** START EXERCISE MATERIALS **

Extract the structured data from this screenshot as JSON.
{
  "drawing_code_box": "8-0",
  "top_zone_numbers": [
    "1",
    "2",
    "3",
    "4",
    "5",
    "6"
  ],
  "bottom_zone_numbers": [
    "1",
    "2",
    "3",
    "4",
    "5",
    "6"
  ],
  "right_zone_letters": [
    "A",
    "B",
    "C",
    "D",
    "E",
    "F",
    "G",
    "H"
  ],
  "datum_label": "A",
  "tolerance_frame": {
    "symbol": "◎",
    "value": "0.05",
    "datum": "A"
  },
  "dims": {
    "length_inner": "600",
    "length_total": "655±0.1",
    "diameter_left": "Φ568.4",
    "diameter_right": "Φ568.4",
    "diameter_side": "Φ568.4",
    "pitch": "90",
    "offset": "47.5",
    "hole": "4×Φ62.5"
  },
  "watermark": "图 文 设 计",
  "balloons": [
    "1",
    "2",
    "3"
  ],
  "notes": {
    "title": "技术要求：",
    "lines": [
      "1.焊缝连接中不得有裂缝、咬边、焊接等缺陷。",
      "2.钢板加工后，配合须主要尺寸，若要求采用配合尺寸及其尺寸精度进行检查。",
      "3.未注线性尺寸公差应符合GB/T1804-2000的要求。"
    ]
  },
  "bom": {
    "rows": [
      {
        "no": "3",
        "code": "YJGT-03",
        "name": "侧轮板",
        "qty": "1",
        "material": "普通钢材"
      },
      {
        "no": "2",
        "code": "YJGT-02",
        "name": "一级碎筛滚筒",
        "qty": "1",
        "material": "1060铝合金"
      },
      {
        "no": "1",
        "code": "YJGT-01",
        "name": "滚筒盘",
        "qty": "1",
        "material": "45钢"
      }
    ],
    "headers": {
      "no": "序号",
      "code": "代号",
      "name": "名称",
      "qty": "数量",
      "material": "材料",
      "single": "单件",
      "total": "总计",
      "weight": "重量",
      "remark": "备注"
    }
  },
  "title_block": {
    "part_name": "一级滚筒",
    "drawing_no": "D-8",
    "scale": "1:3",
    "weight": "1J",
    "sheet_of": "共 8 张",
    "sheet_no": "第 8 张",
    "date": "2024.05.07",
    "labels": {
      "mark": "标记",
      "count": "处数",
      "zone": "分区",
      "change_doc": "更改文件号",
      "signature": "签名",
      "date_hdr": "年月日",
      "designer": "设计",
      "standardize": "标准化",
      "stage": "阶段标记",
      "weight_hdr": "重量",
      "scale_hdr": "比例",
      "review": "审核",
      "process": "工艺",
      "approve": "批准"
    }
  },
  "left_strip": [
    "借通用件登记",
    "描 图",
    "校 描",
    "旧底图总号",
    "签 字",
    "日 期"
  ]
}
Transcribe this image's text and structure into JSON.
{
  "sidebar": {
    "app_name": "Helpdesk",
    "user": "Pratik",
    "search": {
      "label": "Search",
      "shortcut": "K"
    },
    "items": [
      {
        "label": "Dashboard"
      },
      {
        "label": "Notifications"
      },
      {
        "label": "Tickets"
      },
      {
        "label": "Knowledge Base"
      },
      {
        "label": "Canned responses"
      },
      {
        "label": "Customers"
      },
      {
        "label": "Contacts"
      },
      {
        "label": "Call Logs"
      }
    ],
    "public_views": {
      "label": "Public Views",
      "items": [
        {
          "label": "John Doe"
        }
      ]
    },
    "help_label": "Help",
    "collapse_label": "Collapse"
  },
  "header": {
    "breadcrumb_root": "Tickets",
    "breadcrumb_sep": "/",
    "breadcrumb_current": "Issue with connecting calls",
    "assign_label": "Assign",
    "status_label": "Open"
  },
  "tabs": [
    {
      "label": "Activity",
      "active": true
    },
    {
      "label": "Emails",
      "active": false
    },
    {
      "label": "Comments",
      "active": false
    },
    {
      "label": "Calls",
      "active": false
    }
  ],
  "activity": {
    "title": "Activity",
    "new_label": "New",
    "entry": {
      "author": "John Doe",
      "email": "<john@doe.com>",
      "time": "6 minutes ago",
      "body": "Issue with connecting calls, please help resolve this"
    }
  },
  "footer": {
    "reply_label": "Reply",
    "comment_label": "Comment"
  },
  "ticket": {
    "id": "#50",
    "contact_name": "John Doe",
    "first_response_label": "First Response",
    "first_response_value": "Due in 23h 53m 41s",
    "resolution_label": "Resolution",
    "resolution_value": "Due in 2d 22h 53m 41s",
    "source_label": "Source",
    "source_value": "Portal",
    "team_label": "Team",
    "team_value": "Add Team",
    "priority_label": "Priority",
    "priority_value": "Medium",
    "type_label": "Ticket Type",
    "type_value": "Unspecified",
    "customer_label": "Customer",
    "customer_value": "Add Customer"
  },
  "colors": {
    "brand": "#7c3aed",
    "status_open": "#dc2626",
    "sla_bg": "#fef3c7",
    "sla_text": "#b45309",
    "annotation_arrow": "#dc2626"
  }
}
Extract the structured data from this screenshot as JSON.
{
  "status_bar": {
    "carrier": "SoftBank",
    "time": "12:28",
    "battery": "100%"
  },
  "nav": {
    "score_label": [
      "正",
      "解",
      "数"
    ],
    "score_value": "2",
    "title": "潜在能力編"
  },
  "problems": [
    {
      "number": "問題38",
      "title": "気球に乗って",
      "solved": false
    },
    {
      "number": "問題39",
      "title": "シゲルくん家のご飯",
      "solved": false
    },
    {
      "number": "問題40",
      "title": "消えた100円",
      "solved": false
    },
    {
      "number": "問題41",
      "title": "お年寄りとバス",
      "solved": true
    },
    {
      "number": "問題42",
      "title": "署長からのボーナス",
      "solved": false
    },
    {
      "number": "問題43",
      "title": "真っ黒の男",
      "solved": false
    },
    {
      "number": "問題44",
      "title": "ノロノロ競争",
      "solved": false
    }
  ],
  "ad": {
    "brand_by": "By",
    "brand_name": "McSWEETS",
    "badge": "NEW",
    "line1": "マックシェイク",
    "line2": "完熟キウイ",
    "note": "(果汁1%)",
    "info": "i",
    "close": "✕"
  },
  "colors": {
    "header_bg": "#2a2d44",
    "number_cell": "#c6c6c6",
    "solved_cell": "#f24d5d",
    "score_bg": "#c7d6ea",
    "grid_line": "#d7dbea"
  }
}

** END EXERCISE MATERIALS **

• _PROMPT_
Repeat all the records. Match each line exactly.

• _FINISHED EXERCISE_
Extract the structured data from this screenshot as JSON.
{
  "drawing_code_box": "8-0",
  "top_zone_numbers": [
    "1",
    "2",
    "3",
    "4",
    "5",
    "6"
  ],
  "bottom_zone_numbers": [
    "1",
    "2",
    "3",
    "4",
    "5",
    "6"
  ],
  "right_zone_letters": [
    "A",
    "B",
    "C",
    "D",
    "E",
    "F",
    "G",
    "H"
  ],
  "datum_label": "A",
  "tolerance_frame": {
    "symbol": "◎",
    "value": "0.05",
    "datum": "A"
  },
  "dims": {
    "length_inner": "600",
    "length_total": "655±0.1",
    "diameter_left": "Φ568.4",
    "diameter_right": "Φ568.4",
    "diameter_side": "Φ568.4",
    "pitch": "90",
    "offset": "47.5",
    "hole": "4×Φ62.5"
  },
  "watermark": "图 文 设 计",
  "balloons": [
    "1",
    "2",
    "3"
  ],
  "notes": {
    "title": "技术要求：",
    "lines": [
      "1.焊缝连接中不得有裂缝、咬边、焊接等缺陷。",
      "2.钢板加工后，配合须主要尺寸，若要求采用配合尺寸及其尺寸精度进行检查。",
      "3.未注线性尺寸公差应符合GB/T1804-2000的要求。"
    ]
  },
  "bom": {
    "rows": [
      {
        "no": "3",
        "code": "YJGT-03",
        "name": "侧轮板",
        "qty": "1",
        "material": "普通钢材"
      },
      {
        "no": "2",
        "code": "YJGT-02",
        "name": "一级碎筛滚筒",
        "qty": "1",
        "material": "1060铝合金"
      },
      {
        "no": "1",
        "code": "YJGT-01",
        "name": "滚筒盘",
        "qty": "1",
        "material": "45钢"
      }
    ],
    "headers": {
      "no": "序号",
      "code": "代号",
      "name": "名称",
      "qty": "数量",
      "material": "材料",
      "single": "单件",
      "total": "总计",
      "weight": "重量",
      "remark": "备注"
    }
  },
  "title_block": {
    "part_name": "一级滚筒",
    "drawing_no": "D-8",
    "scale": "1:3",
    "weight": "1J",
    "sheet_of": "共 8 张",
    "sheet_no": "第 8 张",
    "date": "2024.05.07",
    "labels": {
      "mark": "标记",
      "count": "处数",
      "zone": "分区",
      "change_doc": "更改文件号",
      "signature": "签名",
      "date_hdr": "年月日",
      "designer": "设计",
      "standardize": "标准化",
      "stage": "阶段标记",
      "weight_hdr": "重量",
      "scale_hdr": "比例",
      "review": "审核",
      "process": "工艺",
      "approve": "批准"
    }
  },
  "left_strip": [
    "借通用件登记",
    "描 图",
    "校 描",
    "旧底图总号",
    "签 字",
    "日 期"
  ]
}
Transcribe this image's text and structure into JSON.
{
  "sidebar": {
    "app_name": "Helpdesk",
    "user": "Pratik",
    "search": {
      "label": "Search",
      "shortcut": "K"
    },
    "items": [
      {
        "label": "Dashboard"
      },
      {
        "label": "Notifications"
      },
      {
        "label": "Tickets"
      },
      {
        "label": "Knowledge Base"
      },
      {
        "label": "Canned responses"
      },
      {
        "label": "Customers"
      },
      {
        "label": "Contacts"
      },
      {
        "label": "Call Logs"
      }
    ],
    "public_views": {
      "label": "Public Views",
      "items": [
        {
          "label": "John Doe"
        }
      ]
    },
    "help_label": "Help",
    "collapse_label": "Collapse"
  },
  "header": {
    "breadcrumb_root": "Tickets",
    "breadcrumb_sep": "/",
    "breadcrumb_current": "Issue with connecting calls",
    "assign_label": "Assign",
    "status_label": "Open"
  },
  "tabs": [
    {
      "label": "Activity",
      "active": true
    },
    {
      "label": "Emails",
      "active": false
    },
    {
      "label": "Comments",
      "active": false
    },
    {
      "label": "Calls",
      "active": false
    }
  ],
  "activity": {
    "title": "Activity",
    "new_label": "New",
    "entry": {
      "author": "John Doe",
      "email": "<john@doe.com>",
      "time": "6 minutes ago",
      "body": "Issue with connecting calls, please help resolve this"
    }
  },
  "footer": {
    "reply_label": "Reply",
    "comment_label": "Comment"
  },
  "ticket": {
    "id": "#50",
    "contact_name": "John Doe",
    "first_response_label": "First Response",
    "first_response_value": "Due in 23h 53m 41s",
    "resolution_label": "Resolution",
    "resolution_value": "Due in 2d 22h 53m 41s",
    "source_label": "Source",
    "source_value": "Portal",
    "team_label": "Team",
    "team_value": "Add Team",
    "priority_label": "Priority",
    "priority_value": "Medium",
    "type_label": "Ticket Type",
    "type_value": "Unspecified",
    "customer_label": "Customer",
    "customer_value": "Add Customer"
  },
  "colors": {
    "brand": "#7c3aed",
    "status_open": "#dc2626",
    "sla_bg": "#fef3c7",
    "sla_text": "#b45309",
    "annotation_arrow": "#dc2626"
  }
}
Extract the structured data from this screenshot as JSON.
{
  "status_bar": {
    "carrier": "SoftBank",
    "time": "12:28",
    "battery": "100%"
  },
  "nav": {
    "score_label": [
      "正",
      "解",
      "数"
    ],
    "score_value": "2",
    "title": "潜在能力編"
  },
  "problems": [
    {
      "number": "問題38",
      "title": "気球に乗って",
      "solved": false
    },
    {
      "number": "問題39",
      "title": "シゲルくん家のご飯",
      "solved": false
    },
    {
      "number": "問題40",
      "title": "消えた100円",
      "solved": false
    },
    {
      "number": "問題41",
      "title": "お年寄りとバス",
      "solved": true
    },
    {
      "number": "問題42",
      "title": "署長からのボーナス",
      "solved": false
    },
    {
      "number": "問題43",
      "title": "真っ黒の男",
      "solved": false
    },
    {
      "number": "問題44",
      "title": "ノロノロ競争",
      "solved": false
    }
  ],
  "ad": {
    "brand_by": "By",
    "brand_name": "McSWEETS",
    "badge": "NEW",
    "line1": "マックシェイク",
    "line2": "完熟キウイ",
    "note": "(果汁1%)",
    "info": "i",
    "close": "✕"
  },
  "colors": {
    "header_bg": "#2a2d44",
    "number_cell": "#c6c6c6",
    "solved_cell": "#f24d5d",
    "score_bg": "#c7d6ea",
    "grid_line": "#d7dbea"
  }
}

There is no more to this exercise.